### Given request
Please say how many lines of the listing hold "text", with no other words in the answer.

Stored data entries
[BEGIN]

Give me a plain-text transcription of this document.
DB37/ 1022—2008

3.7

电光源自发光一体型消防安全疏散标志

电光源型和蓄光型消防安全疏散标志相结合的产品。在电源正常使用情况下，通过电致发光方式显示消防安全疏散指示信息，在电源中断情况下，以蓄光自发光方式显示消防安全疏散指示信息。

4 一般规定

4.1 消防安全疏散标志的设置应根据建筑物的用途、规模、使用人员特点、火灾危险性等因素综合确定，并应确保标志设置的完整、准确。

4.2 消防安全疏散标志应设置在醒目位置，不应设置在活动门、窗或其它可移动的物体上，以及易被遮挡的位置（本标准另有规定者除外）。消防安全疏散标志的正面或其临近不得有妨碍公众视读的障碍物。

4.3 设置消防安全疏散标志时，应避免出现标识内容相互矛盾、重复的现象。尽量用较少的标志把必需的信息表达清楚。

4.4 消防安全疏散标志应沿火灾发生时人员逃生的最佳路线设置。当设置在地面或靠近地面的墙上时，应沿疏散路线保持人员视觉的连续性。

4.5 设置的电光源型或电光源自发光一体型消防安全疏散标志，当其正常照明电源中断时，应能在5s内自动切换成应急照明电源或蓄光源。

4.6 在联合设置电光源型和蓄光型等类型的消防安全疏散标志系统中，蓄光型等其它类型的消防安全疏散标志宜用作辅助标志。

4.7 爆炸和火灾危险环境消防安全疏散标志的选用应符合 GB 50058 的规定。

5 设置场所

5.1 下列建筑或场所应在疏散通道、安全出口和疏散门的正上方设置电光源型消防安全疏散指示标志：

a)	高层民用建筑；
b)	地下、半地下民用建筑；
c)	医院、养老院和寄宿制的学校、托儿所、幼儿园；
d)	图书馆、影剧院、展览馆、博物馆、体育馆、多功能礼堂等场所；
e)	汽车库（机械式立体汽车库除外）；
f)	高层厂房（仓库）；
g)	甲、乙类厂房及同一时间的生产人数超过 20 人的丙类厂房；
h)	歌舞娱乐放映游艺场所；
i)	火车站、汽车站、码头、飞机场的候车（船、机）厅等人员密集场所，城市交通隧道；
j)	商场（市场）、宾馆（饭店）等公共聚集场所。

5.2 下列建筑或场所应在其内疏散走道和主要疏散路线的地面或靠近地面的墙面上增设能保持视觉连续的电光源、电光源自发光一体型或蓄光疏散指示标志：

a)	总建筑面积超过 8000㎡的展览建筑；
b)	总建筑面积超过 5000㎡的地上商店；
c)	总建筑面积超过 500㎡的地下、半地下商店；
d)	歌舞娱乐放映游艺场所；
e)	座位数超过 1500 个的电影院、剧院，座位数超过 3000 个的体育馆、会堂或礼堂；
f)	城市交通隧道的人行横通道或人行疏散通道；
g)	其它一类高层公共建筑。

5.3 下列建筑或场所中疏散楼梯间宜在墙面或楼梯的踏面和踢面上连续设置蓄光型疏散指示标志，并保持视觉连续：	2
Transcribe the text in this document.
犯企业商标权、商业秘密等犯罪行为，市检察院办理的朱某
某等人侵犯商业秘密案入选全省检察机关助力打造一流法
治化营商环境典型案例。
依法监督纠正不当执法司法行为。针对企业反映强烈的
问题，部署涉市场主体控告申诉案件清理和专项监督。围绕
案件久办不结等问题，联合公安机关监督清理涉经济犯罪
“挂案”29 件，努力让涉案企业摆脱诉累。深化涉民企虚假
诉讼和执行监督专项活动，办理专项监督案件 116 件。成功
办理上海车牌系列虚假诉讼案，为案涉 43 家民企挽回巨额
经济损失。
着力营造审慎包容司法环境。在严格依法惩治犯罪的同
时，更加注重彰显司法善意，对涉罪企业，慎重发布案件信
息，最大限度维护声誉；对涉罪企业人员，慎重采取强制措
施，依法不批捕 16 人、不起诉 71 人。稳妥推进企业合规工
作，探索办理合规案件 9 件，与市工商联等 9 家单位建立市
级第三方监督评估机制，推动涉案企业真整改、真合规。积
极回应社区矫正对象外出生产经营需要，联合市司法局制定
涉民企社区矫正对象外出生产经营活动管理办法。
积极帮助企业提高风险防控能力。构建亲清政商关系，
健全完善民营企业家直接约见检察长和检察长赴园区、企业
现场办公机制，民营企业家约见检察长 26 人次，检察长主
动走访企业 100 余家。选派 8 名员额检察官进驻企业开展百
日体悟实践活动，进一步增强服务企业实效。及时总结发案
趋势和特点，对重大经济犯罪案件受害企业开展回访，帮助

[END]

### Final answer
2